* GIVEN PROBLEM *
Read the lines below. Copy out any that hold the string "Civitai".

--- START OF DATASET RECORDS ---

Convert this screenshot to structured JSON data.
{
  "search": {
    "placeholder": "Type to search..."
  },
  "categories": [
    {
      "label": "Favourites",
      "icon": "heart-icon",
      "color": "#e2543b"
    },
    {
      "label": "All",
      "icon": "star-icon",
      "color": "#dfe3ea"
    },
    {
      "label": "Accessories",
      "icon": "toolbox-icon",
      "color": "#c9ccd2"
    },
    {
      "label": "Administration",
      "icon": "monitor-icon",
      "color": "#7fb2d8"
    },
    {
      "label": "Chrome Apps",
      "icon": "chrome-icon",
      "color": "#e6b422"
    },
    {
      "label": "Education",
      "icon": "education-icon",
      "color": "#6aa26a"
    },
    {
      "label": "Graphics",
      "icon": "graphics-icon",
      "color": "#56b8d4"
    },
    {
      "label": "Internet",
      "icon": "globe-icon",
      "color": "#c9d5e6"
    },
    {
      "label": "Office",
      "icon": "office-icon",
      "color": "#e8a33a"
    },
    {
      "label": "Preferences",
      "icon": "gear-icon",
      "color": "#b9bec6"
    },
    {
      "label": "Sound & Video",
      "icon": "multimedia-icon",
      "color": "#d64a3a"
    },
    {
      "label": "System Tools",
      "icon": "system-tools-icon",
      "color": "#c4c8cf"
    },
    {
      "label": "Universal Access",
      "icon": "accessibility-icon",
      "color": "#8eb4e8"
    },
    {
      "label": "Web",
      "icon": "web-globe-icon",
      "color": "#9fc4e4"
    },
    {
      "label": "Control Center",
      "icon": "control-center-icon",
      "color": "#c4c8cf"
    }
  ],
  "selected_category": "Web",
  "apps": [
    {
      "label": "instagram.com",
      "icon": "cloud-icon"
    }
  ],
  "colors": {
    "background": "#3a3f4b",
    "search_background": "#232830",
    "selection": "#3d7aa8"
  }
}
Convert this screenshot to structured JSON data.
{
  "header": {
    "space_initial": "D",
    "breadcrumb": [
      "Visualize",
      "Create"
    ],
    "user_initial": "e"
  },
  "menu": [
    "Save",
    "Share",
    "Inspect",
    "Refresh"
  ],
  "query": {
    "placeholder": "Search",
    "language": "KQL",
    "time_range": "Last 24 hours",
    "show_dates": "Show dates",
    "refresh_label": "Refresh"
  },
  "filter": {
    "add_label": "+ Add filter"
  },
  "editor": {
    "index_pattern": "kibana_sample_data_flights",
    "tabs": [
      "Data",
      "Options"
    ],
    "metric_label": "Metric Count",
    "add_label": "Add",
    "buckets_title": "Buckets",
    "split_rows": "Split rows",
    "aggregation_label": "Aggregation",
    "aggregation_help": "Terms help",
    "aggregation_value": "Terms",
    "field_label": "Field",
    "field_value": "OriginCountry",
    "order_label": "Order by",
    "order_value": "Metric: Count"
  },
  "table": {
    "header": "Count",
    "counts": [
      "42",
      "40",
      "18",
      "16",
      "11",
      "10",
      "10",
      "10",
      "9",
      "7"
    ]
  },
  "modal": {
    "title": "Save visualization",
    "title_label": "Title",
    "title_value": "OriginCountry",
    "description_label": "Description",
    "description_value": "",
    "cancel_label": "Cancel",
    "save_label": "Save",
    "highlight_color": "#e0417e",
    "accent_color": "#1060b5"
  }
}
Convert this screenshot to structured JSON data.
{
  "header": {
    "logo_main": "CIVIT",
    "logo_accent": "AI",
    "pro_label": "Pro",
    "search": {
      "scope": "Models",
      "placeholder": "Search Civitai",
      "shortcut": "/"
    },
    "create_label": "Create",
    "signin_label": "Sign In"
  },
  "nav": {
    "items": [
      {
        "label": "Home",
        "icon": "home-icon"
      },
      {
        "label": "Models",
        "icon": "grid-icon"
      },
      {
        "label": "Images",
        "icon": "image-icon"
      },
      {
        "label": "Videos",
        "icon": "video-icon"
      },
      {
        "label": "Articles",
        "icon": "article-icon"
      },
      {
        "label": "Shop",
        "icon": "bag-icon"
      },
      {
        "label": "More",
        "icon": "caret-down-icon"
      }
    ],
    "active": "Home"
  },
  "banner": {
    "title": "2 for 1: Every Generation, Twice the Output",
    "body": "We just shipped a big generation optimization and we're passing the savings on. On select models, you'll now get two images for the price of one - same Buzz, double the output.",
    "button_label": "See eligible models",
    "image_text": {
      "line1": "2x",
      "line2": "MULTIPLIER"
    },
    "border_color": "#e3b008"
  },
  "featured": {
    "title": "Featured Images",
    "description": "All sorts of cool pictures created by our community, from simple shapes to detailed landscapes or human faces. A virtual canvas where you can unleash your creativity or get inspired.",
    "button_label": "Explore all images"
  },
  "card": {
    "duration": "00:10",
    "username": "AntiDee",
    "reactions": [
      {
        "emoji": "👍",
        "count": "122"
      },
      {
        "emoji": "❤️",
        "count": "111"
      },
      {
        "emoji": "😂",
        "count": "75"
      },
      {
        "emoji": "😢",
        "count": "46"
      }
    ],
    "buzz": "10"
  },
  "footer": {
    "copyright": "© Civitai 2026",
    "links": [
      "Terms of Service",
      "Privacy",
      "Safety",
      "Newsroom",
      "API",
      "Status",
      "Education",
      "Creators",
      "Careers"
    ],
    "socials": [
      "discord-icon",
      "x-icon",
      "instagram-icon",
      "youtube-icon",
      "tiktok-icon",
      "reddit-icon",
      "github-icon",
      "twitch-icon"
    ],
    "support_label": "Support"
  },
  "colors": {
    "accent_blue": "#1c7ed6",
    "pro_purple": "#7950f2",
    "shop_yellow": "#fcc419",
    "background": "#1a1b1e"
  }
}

--- END OF DATASET RECORDS ---

* WORKED SOLUTION *
      "placeholder": "Search Civitai",
    "copyright": "© Civitai 2026",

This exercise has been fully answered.